> **Task requirements**
Reproduce each line of the listing exactly.

Dataset excerpts:

********************

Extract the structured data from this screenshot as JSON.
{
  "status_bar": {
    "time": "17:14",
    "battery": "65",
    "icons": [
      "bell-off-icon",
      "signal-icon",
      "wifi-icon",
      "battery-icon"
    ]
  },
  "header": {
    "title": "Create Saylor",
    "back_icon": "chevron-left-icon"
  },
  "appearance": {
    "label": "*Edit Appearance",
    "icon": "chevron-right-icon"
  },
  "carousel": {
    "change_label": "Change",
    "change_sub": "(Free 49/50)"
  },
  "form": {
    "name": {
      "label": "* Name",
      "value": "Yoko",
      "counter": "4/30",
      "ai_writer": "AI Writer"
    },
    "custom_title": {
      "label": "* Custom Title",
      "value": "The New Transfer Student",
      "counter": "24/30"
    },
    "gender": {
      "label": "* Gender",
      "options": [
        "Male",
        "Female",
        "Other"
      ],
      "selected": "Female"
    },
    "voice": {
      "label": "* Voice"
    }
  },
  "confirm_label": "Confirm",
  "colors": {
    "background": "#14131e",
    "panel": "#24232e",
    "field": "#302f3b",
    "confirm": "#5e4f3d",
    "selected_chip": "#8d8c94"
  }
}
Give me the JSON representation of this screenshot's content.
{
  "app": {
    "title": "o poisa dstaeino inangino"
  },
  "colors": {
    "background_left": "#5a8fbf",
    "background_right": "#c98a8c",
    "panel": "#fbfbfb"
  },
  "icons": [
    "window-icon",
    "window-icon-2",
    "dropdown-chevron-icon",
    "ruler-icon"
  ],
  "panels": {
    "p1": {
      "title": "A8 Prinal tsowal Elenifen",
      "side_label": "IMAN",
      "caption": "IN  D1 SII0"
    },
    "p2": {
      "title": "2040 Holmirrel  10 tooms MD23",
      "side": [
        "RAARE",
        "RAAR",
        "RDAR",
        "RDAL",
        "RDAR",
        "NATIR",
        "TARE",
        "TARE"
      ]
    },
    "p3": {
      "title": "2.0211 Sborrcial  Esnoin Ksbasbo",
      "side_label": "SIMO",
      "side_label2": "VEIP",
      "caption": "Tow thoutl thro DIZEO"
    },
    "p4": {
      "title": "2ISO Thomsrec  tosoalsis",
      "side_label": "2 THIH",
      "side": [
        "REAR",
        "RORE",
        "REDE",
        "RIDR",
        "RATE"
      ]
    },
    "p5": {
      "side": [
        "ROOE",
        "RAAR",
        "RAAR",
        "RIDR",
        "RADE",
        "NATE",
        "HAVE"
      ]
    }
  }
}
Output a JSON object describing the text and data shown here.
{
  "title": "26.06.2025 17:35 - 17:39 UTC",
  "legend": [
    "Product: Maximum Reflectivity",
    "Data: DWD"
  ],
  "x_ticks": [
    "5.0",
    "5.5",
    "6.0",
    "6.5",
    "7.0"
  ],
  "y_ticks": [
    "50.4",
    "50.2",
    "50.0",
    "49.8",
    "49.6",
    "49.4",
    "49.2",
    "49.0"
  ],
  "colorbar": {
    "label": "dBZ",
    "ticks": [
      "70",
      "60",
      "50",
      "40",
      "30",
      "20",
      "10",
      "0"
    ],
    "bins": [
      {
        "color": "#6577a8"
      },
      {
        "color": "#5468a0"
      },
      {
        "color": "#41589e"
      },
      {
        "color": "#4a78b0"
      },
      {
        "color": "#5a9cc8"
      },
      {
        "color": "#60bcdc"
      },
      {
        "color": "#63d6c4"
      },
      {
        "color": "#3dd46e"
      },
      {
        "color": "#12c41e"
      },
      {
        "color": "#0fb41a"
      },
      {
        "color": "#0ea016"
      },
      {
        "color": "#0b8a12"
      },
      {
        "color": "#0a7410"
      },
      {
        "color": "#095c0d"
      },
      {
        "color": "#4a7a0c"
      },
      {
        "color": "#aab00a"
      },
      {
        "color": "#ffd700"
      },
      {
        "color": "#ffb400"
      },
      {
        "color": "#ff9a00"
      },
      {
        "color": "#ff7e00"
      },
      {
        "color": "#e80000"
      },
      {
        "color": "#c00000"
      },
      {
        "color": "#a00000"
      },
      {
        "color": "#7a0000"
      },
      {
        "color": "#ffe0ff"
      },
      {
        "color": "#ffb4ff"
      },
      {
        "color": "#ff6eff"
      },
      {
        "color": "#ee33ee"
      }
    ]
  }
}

********************

> **Exercise solution**
Extract the structured data from this screenshot as JSON.
{
  "status_bar": {
    "time": "17:14",
    "battery": "65",
    "icons": [
      "bell-off-icon",
      "signal-icon",
      "wifi-icon",
      "battery-icon"
    ]
  },
  "header": {
    "title": "Create Saylor",
    "back_icon": "chevron-left-icon"
  },
  "appearance": {
    "label": "*Edit Appearance",
    "icon": "chevron-right-icon"
  },
  "carousel": {
    "change_label": "Change",
    "change_sub": "(Free 49/50)"
  },
  "form": {
    "name": {
      "label": "* Name",
      "value": "Yoko",
      "counter": "4/30",
      "ai_writer": "AI Writer"
    },
    "custom_title": {
      "label": "* Custom Title",
      "value": "The New Transfer Student",
      "counter": "24/30"
    },
    "gender": {
      "label": "* Gender",
      "options": [
        "Male",
        "Female",
        "Other"
      ],
      "selected": "Female"
    },
    "voice": {
      "label": "* Voice"
    }
  },
  "confirm_label": "Confirm",
  "colors": {
    "background": "#14131e",
    "panel": "#24232e",
    "field": "#302f3b",
    "confirm": "#5e4f3d",
    "selected_chip": "#8d8c94"
  }
}
Give me the JSON representation of this screenshot's content.
{
  "app": {
    "title": "o poisa dstaeino inangino"
  },
  "colors": {
    "background_left": "#5a8fbf",
    "background_right": "#c98a8c",
    "panel": "#fbfbfb"
  },
  "icons": [
    "window-icon",
    "window-icon-2",
    "dropdown-chevron-icon",
    "ruler-icon"
  ],
  "panels": {
    "p1": {
      "title": "A8 Prinal tsowal Elenifen",
      "side_label": "IMAN",
      "caption": "IN  D1 SII0"
    },
    "p2": {
      "title": "2040 Holmirrel  10 tooms MD23",
      "side": [
        "RAARE",
        "RAAR",
        "RDAR",
        "RDAL",
        "RDAR",
        "NATIR",
        "TARE",
        "TARE"
      ]
    },
    "p3": {
      "title": "2.0211 Sborrcial  Esnoin Ksbasbo",
      "side_label": "SIMO",
      "side_label2": "VEIP",
      "caption": "Tow thoutl thro DIZEO"
    },
    "p4": {
      "title": "2ISO Thomsrec  tosoalsis",
      "side_label": "2 THIH",
      "side": [
        "REAR",
        "RORE",
        "REDE",
        "RIDR",
        "RATE"
      ]
    },
    "p5": {
      "side": [
        "ROOE",
        "RAAR",
        "RAAR",
        "RIDR",
        "RADE",
        "NATE",
        "HAVE"
      ]
    }
  }
}
Output a JSON object describing the text and data shown here.
{
  "title": "26.06.2025 17:35 - 17:39 UTC",
  "legend": [
    "Product: Maximum Reflectivity",
    "Data: DWD"
  ],
  "x_ticks": [
    "5.0",
    "5.5",
    "6.0",
    "6.5",
    "7.0"
  ],
  "y_ticks": [
    "50.4",
    "50.2",
    "50.0",
    "49.8",
    "49.6",
    "49.4",
    "49.2",
    "49.0"
  ],
  "colorbar": {
    "label": "dBZ",
    "ticks": [
      "70",
      "60",
      "50",
      "40",
      "30",
      "20",
      "10",
      "0"
    ],
    "bins": [
      {
        "color": "#6577a8"
      },
      {
        "color": "#5468a0"
      },
      {
        "color": "#41589e"
      },
      {
        "color": "#4a78b0"
      },
      {
        "color": "#5a9cc8"
      },
      {
        "color": "#60bcdc"
      },
      {
        "color": "#63d6c4"
      },
      {
        "color": "#3dd46e"
      },
      {
        "color": "#12c41e"
      },
      {
        "color": "#0fb41a"
      },
      {
        "color": "#0ea016"
      },
      {
        "color": "#0b8a12"
      },
      {
        "color": "#0a7410"
      },
      {
        "color": "#095c0d"
      },
      {
        "color": "#4a7a0c"
      },
      {
        "color": "#aab00a"
      },
      {
        "color": "#ffd700"
      },
      {
        "color": "#ffb400"
      },
      {
        "color": "#ff9a00"
      },
      {
        "color": "#ff7e00"
      },
      {
        "color": "#e80000"
      },
      {
        "color": "#c00000"
      },
      {
        "color": "#a00000"
      },
      {
        "color": "#7a0000"
      },
      {
        "color": "#ffe0ff"
      },
      {
        "color": "#ffb4ff"
      },
      {
        "color": "#ff6eff"
      },
      {
        "color": "#ee33ee"
      }
    ]
  }
}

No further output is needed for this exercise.